• Set problem
Transcribe the records that follow, preserving every word.

--- Extracted material ---

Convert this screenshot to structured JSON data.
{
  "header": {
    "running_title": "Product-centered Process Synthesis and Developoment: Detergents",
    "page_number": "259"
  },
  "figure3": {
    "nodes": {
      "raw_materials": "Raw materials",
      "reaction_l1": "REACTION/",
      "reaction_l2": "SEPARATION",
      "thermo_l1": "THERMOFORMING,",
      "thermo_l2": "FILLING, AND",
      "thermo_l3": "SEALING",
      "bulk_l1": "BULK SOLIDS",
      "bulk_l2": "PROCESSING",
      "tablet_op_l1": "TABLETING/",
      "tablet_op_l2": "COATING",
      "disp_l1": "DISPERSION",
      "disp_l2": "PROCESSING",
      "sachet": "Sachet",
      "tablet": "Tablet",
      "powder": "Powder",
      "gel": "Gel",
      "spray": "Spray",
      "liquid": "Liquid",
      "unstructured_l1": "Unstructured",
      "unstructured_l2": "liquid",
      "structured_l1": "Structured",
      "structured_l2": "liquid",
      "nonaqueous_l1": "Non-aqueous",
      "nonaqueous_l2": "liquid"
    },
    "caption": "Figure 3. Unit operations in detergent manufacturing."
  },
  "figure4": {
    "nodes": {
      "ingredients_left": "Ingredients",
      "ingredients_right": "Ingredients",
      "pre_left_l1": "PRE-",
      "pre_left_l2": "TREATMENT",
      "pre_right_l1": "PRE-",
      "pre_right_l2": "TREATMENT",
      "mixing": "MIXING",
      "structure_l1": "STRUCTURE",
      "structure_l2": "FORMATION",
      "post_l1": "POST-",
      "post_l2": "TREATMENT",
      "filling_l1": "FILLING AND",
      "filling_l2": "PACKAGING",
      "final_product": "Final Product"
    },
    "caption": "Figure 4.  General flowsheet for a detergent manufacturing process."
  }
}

---

• Solution for this problem
Convert this screenshot to structured JSON data.
{
  "header": {
    "running_title": "Product-centered Process Synthesis and Developoment: Detergents",
    "page_number": "259"
  },
  "figure3": {
    "nodes": {
      "raw_materials": "Raw materials",
      "reaction_l1": "REACTION/",
      "reaction_l2": "SEPARATION",
      "thermo_l1": "THERMOFORMING,",
      "thermo_l2": "FILLING, AND",
      "thermo_l3": "SEALING",
      "bulk_l1": "BULK SOLIDS",
      "bulk_l2": "PROCESSING",
      "tablet_op_l1": "TABLETING/",
      "tablet_op_l2": "COATING",
      "disp_l1": "DISPERSION",
      "disp_l2": "PROCESSING",
      "sachet": "Sachet",
      "tablet": "Tablet",
      "powder": "Powder",
      "gel": "Gel",
      "spray": "Spray",
      "liquid": "Liquid",
      "unstructured_l1": "Unstructured",
      "unstructured_l2": "liquid",
      "structured_l1": "Structured",
      "structured_l2": "liquid",
      "nonaqueous_l1": "Non-aqueous",
      "nonaqueous_l2": "liquid"
    },
    "caption": "Figure 3. Unit operations in detergent manufacturing."
  },
  "figure4": {
    "nodes": {
      "ingredients_left": "Ingredients",
      "ingredients_right": "Ingredients",
      "pre_left_l1": "PRE-",
      "pre_left_l2": "TREATMENT",
      "pre_right_l1": "PRE-",
      "pre_right_l2": "TREATMENT",
      "mixing": "MIXING",
      "structure_l1": "STRUCTURE",
      "structure_l2": "FORMATION",
      "post_l1": "POST-",
      "post_l2": "TREATMENT",
      "filling_l1": "FILLING AND",
      "filling_l2": "PACKAGING",
      "final_product": "Final Product"
    },
    "caption": "Figure 4.  General flowsheet for a detergent manufacturing process."
  }
}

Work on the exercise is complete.